**Objective**
Each line below is to be written out in full, exactly as shown.

-------- The input

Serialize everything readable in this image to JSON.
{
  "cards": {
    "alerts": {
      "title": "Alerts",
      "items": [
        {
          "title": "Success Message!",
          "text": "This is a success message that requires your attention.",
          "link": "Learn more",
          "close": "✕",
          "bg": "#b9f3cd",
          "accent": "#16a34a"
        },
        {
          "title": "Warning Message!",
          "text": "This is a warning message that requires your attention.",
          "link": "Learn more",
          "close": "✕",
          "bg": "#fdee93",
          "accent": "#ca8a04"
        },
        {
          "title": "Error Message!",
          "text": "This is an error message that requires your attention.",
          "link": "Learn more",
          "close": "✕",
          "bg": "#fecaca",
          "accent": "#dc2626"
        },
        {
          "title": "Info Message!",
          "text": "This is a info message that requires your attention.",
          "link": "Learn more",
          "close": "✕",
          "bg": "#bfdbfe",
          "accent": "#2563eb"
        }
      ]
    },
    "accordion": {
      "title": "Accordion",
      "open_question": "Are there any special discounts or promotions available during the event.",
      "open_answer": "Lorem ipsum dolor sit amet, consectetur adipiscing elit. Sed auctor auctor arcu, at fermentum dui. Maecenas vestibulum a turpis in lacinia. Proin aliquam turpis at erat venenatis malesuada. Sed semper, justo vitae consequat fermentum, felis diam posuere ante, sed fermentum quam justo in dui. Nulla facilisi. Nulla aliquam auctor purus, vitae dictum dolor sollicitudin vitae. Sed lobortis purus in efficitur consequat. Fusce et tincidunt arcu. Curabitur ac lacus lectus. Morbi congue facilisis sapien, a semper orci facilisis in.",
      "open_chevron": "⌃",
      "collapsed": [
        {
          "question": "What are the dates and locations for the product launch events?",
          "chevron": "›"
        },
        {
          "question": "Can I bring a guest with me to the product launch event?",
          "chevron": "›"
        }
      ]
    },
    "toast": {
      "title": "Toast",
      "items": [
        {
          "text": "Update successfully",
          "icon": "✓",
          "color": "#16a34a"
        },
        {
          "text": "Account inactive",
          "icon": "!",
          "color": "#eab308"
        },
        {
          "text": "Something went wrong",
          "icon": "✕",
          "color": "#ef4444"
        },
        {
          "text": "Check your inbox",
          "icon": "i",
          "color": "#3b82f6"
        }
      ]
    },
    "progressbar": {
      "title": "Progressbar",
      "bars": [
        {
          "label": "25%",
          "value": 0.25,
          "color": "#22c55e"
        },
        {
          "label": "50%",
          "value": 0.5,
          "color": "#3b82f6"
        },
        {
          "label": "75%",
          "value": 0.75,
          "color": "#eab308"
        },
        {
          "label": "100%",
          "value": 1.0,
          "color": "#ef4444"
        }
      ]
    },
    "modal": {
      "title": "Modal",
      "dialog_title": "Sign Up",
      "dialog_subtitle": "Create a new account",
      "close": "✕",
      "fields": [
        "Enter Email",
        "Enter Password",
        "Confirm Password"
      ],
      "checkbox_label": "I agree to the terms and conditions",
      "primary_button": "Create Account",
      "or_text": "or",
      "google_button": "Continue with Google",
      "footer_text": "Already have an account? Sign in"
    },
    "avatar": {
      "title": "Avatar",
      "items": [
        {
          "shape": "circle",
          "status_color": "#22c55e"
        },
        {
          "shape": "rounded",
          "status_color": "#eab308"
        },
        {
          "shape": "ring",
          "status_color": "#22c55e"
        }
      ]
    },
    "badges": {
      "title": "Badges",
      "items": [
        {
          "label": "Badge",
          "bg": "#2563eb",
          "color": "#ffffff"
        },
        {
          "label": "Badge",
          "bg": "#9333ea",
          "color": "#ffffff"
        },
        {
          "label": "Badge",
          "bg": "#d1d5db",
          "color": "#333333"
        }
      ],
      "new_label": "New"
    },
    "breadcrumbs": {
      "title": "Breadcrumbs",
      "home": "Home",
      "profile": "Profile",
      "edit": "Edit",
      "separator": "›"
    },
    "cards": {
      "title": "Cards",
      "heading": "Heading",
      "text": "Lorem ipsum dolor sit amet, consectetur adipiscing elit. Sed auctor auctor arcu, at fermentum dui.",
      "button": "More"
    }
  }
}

----------------

**Result of this task**
Serialize everything readable in this image to JSON.
{
  "cards": {
    "alerts": {
      "title": "Alerts",
      "items": [
        {
          "title": "Success Message!",
          "text": "This is a success message that requires your attention.",
          "link": "Learn more",
          "close": "✕",
          "bg": "#b9f3cd",
          "accent": "#16a34a"
        },
        {
          "title": "Warning Message!",
          "text": "This is a warning message that requires your attention.",
          "link": "Learn more",
          "close": "✕",
          "bg": "#fdee93",
          "accent": "#ca8a04"
        },
        {
          "title": "Error Message!",
          "text": "This is an error message that requires your attention.",
          "link": "Learn more",
          "close": "✕",
          "bg": "#fecaca",
          "accent": "#dc2626"
        },
        {
          "title": "Info Message!",
          "text": "This is a info message that requires your attention.",
          "link": "Learn more",
          "close": "✕",
          "bg": "#bfdbfe",
          "accent": "#2563eb"
        }
      ]
    },
    "accordion": {
      "title": "Accordion",
      "open_question": "Are there any special discounts or promotions available during the event.",
      "open_answer": "Lorem ipsum dolor sit amet, consectetur adipiscing elit. Sed auctor auctor arcu, at fermentum dui. Maecenas vestibulum a turpis in lacinia. Proin aliquam turpis at erat venenatis malesuada. Sed semper, justo vitae consequat fermentum, felis diam posuere ante, sed fermentum quam justo in dui. Nulla facilisi. Nulla aliquam auctor purus, vitae dictum dolor sollicitudin vitae. Sed lobortis purus in efficitur consequat. Fusce et tincidunt arcu. Curabitur ac lacus lectus. Morbi congue facilisis sapien, a semper orci facilisis in.",
      "open_chevron": "⌃",
      "collapsed": [
        {
          "question": "What are the dates and locations for the product launch events?",
          "chevron": "›"
        },
        {
          "question": "Can I bring a guest with me to the product launch event?",
          "chevron": "›"
        }
      ]
    },
    "toast": {
      "title": "Toast",
      "items": [
        {
          "text": "Update successfully",
          "icon": "✓",
          "color": "#16a34a"
        },
        {
          "text": "Account inactive",
          "icon": "!",
          "color": "#eab308"
        },
        {
          "text": "Something went wrong",
          "icon": "✕",
          "color": "#ef4444"
        },
        {
          "text": "Check your inbox",
          "icon": "i",
          "color": "#3b82f6"
        }
      ]
    },
    "progressbar": {
      "title": "Progressbar",
      "bars": [
        {
          "label": "25%",
          "value": 0.25,
          "color": "#22c55e"
        },
        {
          "label": "50%",
          "value": 0.5,
          "color": "#3b82f6"
        },
        {
          "label": "75%",
          "value": 0.75,
          "color": "#eab308"
        },
        {
          "label": "100%",
          "value": 1.0,
          "color": "#ef4444"
        }
      ]
    },
    "modal": {
      "title": "Modal",
      "dialog_title": "Sign Up",
      "dialog_subtitle": "Create a new account",
      "close": "✕",
      "fields": [
        "Enter Email",
        "Enter Password",
        "Confirm Password"
      ],
      "checkbox_label": "I agree to the terms and conditions",
      "primary_button": "Create Account",
      "or_text": "or",
      "google_button": "Continue with Google",
      "footer_text": "Already have an account? Sign in"
    },
    "avatar": {
      "title": "Avatar",
      "items": [
        {
          "shape": "circle",
          "status_color": "#22c55e"
        },
        {
          "shape": "rounded",
          "status_color": "#eab308"
        },
        {
          "shape": "ring",
          "status_color": "#22c55e"
        }
      ]
    },
    "badges": {
      "title": "Badges",
      "items": [
        {
          "label": "Badge",
          "bg": "#2563eb",
          "color": "#ffffff"
        },
        {
          "label": "Badge",
          "bg": "#9333ea",
          "color": "#ffffff"
        },
        {
          "label": "Badge",
          "bg": "#d1d5db",
          "color": "#333333"
        }
      ],
      "new_label": "New"
    },
    "breadcrumbs": {
      "title": "Breadcrumbs",
      "home": "Home",
      "profile": "Profile",
      "edit": "Edit",
      "separator": "›"
    },
    "cards": {
      "title": "Cards",
      "heading": "Heading",
      "text": "Lorem ipsum dolor sit amet, consectetur adipiscing elit. Sed auctor auctor arcu, at fermentum dui.",
      "button": "More"
    }
  }
}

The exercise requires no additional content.